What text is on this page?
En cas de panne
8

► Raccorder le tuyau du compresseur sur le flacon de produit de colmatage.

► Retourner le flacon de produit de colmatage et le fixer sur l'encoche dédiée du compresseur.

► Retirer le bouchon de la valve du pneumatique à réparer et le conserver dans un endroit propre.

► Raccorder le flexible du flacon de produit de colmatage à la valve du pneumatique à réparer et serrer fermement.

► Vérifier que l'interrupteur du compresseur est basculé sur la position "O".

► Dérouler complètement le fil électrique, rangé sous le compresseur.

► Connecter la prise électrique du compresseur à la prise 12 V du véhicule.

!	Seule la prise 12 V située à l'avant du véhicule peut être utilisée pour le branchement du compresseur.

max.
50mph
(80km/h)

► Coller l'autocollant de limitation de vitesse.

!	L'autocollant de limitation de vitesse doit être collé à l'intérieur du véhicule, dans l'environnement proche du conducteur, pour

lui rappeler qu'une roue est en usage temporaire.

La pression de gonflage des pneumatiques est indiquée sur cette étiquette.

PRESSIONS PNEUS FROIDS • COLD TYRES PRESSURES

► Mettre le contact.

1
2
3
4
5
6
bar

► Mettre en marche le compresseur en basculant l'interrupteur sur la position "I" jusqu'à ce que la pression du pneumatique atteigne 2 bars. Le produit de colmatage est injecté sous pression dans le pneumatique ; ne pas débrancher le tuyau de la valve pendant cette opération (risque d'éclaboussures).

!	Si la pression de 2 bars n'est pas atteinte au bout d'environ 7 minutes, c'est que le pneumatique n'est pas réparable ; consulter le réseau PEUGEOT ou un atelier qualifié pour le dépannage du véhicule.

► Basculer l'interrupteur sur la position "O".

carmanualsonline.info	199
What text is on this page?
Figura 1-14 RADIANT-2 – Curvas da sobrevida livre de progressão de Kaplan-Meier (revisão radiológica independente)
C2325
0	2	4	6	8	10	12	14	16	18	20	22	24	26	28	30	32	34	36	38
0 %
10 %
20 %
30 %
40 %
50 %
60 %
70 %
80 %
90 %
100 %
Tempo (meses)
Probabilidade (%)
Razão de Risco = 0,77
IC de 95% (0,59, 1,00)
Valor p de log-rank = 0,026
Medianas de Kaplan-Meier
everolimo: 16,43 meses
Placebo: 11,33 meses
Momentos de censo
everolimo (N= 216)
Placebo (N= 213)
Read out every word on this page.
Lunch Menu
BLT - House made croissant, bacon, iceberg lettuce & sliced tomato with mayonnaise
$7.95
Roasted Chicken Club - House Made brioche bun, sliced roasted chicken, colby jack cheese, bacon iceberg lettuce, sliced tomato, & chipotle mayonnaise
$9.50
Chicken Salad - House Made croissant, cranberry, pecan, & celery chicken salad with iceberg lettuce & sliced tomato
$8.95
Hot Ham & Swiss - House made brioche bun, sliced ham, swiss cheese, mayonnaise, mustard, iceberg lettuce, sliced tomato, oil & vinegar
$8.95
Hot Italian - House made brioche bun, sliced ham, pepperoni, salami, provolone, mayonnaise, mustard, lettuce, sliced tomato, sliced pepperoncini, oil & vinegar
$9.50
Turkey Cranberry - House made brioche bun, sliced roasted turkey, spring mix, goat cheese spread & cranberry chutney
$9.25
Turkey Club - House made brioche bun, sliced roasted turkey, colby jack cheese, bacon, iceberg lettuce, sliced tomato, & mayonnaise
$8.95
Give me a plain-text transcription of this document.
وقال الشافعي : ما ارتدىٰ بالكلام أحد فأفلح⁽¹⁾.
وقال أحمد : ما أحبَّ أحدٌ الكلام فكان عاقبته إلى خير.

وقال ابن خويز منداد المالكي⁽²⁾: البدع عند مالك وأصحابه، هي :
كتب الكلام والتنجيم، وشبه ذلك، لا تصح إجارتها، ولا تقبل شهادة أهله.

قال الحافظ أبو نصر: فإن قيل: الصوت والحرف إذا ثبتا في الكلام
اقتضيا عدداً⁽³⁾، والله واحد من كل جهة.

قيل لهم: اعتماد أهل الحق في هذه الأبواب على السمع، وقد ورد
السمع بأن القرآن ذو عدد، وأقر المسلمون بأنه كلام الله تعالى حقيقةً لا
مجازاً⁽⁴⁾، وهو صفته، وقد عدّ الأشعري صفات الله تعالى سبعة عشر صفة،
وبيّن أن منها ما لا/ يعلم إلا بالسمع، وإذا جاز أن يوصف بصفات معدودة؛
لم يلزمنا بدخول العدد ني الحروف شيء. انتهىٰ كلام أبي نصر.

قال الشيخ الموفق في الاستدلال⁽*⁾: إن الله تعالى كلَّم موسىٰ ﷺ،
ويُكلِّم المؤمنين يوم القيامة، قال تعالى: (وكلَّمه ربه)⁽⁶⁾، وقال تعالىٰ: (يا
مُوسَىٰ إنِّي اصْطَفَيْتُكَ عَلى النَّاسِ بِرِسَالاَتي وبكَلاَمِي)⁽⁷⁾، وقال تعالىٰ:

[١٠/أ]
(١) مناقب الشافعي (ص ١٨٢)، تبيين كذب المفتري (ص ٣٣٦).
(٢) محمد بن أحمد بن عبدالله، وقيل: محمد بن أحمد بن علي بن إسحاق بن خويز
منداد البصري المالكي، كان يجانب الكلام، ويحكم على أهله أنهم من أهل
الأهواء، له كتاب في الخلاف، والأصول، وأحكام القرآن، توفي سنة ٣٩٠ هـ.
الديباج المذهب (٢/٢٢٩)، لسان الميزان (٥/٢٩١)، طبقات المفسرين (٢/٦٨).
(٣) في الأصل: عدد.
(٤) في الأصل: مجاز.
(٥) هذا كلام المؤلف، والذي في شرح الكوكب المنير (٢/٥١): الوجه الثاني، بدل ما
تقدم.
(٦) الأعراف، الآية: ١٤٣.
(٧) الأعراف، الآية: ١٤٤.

> Problem details: Pull out every line holding "vitesse" from the records above, and copy it.

> Task solution:
► Coller l'autocollant de limitation de vitesse.
!	L'autocollant de limitation de vitesse doit être collé à l'intérieur du véhicule, dans l'environnement proche du conducteur, pour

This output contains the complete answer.